▶ _WRITTEN TASK_
Identify all lines of the data containing the string "houses" and copy them.

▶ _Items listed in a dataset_
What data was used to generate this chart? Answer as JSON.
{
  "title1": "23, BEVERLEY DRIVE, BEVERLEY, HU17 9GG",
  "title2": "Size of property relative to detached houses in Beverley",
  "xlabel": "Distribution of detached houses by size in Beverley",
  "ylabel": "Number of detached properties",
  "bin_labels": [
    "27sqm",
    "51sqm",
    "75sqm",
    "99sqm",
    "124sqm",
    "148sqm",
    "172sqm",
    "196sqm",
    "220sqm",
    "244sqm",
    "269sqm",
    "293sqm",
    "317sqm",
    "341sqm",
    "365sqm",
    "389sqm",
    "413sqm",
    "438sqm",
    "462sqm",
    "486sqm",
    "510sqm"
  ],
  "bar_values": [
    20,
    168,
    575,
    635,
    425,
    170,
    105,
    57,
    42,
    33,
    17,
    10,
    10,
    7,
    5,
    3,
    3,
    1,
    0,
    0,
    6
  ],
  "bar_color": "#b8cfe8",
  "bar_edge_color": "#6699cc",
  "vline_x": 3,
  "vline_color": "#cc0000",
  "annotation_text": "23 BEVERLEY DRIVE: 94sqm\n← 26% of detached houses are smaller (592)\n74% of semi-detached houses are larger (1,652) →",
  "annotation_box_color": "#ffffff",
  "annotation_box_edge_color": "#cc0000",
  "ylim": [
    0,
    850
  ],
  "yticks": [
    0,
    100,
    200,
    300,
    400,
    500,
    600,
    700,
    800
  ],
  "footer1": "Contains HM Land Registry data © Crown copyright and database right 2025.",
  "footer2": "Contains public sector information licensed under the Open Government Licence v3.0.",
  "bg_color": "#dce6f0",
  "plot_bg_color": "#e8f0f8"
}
==
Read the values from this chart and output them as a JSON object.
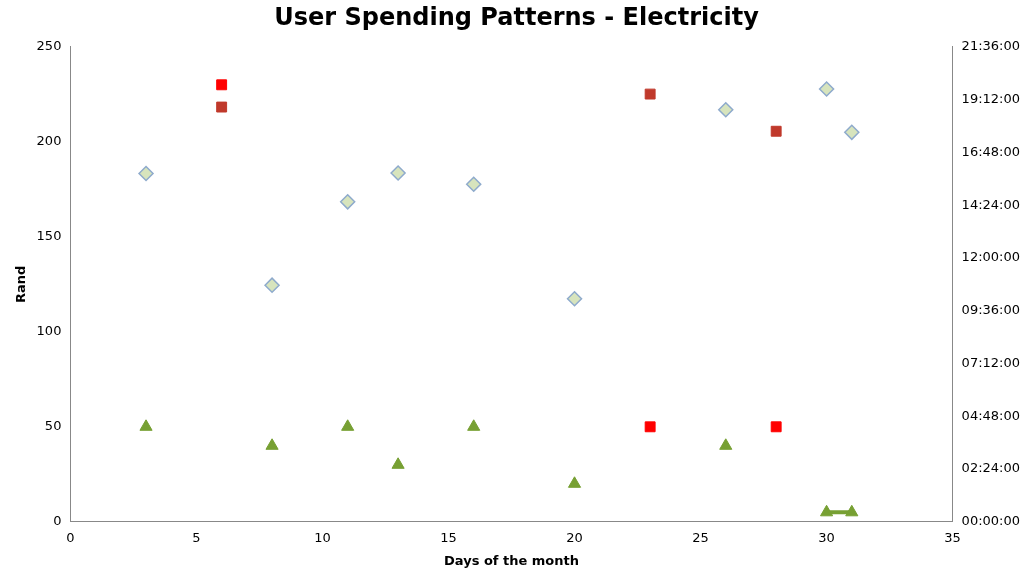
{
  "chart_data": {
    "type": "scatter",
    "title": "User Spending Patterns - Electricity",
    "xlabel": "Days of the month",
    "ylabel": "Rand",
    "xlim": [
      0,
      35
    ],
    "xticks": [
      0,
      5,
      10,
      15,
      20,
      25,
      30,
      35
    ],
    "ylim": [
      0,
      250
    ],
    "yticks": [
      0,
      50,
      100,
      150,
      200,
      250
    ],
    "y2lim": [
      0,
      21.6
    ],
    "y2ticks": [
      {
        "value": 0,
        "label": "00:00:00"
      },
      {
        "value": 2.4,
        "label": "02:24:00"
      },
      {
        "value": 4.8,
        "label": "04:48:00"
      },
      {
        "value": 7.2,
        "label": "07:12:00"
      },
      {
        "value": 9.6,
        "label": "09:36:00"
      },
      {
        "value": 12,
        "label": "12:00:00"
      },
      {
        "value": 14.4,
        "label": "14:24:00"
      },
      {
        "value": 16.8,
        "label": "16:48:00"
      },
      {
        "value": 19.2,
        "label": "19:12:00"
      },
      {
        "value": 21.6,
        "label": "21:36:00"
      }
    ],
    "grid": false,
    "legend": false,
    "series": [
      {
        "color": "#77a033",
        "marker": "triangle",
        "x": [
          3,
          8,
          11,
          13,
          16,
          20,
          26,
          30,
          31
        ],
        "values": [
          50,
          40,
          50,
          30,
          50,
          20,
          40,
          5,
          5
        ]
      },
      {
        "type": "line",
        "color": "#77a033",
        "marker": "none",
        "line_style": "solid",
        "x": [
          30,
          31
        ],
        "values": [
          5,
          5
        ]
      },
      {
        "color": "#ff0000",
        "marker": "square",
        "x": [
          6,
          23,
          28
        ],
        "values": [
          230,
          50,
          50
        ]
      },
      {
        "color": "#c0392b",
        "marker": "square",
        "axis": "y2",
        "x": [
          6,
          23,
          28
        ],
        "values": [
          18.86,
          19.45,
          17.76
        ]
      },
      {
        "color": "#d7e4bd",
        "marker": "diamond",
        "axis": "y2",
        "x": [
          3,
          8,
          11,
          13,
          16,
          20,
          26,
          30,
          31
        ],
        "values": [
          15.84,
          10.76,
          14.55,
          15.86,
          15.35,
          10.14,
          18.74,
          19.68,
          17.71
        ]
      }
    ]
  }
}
==
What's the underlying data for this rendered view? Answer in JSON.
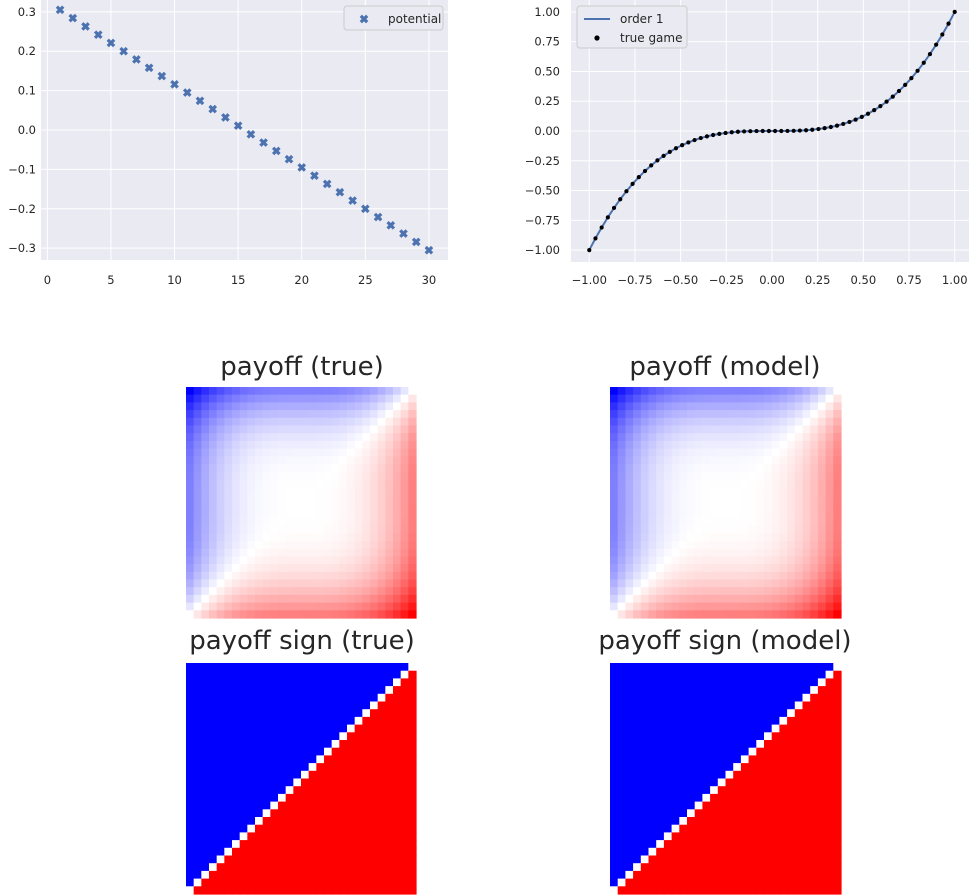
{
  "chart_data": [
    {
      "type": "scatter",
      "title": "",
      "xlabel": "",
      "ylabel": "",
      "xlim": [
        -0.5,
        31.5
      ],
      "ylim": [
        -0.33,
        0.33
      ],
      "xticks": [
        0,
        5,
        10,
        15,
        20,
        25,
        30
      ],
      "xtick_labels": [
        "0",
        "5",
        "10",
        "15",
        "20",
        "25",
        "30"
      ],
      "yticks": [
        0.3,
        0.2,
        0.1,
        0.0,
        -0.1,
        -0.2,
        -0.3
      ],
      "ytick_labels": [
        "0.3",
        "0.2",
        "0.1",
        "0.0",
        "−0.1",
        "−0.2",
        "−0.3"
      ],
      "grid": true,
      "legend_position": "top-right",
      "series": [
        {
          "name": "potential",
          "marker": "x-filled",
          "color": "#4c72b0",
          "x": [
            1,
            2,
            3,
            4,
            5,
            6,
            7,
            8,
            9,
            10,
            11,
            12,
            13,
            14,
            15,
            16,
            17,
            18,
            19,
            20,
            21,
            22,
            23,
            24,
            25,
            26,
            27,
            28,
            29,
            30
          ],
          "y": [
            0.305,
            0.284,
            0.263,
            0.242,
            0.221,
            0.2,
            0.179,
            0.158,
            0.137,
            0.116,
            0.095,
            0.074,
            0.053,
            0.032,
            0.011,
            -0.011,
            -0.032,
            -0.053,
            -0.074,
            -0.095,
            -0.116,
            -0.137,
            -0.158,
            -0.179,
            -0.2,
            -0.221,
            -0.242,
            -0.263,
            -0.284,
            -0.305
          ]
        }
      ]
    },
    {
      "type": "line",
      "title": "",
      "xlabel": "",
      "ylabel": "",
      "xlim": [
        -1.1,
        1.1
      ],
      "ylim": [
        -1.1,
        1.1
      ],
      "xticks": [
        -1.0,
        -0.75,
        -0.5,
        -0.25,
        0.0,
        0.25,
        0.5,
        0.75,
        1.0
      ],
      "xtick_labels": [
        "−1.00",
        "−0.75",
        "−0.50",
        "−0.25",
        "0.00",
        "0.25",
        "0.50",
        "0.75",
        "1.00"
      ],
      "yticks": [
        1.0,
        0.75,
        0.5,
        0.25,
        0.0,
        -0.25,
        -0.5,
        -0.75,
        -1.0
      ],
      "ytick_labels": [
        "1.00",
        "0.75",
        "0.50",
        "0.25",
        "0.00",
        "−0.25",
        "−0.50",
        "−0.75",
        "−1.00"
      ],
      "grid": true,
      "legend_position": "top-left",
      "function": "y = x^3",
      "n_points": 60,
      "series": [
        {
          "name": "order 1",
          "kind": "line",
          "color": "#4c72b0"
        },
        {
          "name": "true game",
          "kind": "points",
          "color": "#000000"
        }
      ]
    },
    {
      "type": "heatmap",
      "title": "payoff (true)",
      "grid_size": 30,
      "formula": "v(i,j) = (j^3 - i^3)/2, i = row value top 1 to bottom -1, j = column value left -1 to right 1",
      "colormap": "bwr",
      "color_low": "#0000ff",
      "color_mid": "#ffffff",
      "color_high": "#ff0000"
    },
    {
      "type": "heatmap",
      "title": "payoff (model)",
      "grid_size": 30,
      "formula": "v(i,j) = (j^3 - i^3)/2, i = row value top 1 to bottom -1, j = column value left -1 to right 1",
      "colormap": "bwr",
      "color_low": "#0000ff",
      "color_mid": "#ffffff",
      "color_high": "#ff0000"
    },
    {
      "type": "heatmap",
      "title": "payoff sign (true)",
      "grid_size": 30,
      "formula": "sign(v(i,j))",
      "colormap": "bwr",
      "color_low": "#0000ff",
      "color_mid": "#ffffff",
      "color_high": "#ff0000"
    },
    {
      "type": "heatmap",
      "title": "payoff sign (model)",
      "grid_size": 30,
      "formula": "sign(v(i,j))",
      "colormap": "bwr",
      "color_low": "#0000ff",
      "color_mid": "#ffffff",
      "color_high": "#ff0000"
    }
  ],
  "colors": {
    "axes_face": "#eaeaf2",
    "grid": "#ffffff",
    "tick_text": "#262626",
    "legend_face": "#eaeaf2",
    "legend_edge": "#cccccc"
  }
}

▶ _PROBLEM SOLUTION_
  "title2": "Size of property relative to detached houses in Beverley",
  "xlabel": "Distribution of detached houses by size in Beverley",
  "annotation_text": "23 BEVERLEY DRIVE: 94sqm\n← 26% of detached houses are smaller (592)\n74% of semi-detached houses are larger (1,652) →",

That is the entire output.